Scan the entries below. List each line with "HBsAg".

====================

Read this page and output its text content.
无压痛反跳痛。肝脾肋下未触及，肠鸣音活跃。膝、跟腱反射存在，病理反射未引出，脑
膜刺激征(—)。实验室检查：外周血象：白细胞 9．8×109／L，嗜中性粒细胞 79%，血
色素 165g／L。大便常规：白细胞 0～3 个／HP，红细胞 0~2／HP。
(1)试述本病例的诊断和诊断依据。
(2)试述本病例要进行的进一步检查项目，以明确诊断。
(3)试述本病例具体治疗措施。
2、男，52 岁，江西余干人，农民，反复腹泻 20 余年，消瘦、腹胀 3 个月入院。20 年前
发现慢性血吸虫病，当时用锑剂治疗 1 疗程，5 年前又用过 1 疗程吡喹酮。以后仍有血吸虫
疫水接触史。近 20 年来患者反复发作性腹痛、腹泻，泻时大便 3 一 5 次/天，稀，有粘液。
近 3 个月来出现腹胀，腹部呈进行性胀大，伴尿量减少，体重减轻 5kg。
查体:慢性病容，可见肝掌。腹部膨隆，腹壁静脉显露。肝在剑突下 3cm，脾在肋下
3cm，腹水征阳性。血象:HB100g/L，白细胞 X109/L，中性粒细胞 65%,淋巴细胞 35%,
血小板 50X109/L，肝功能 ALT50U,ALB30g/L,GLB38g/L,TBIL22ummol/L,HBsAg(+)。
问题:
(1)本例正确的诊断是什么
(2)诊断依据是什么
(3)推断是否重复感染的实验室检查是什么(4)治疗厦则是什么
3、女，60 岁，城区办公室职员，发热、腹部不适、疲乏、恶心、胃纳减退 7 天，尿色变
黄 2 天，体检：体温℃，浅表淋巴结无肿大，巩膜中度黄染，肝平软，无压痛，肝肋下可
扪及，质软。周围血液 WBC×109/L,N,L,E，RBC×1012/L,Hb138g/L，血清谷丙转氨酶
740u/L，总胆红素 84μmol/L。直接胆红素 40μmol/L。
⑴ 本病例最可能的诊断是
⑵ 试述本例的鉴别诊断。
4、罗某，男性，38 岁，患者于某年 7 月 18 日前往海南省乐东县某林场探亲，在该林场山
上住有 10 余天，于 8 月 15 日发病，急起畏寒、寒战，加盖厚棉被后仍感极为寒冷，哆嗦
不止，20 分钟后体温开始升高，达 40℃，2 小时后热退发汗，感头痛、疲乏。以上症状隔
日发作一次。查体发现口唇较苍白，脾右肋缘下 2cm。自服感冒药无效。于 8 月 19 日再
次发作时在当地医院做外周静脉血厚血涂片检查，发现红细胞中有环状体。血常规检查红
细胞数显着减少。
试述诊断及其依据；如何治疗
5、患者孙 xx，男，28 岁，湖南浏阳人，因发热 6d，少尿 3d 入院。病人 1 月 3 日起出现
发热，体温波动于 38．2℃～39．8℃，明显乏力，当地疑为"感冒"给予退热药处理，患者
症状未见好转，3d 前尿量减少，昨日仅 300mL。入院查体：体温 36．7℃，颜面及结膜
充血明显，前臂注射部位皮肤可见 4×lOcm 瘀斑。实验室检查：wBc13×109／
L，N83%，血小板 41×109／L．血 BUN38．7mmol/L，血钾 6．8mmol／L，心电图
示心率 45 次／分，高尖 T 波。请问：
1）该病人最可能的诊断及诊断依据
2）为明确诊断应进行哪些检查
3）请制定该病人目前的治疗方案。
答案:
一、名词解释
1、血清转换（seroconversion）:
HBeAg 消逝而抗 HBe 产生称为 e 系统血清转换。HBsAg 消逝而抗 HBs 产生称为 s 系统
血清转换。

====================

→ **Exercise response**:
血小板 50X109/L，肝功能 ALT50U,ALB30g/L,GLB38g/L,TBIL22ummol/L,HBsAg(+)。
HBeAg 消逝而抗 HBe 产生称为 e 系统血清转换。HBsAg 消逝而抗 HBs 产生称为 s 系统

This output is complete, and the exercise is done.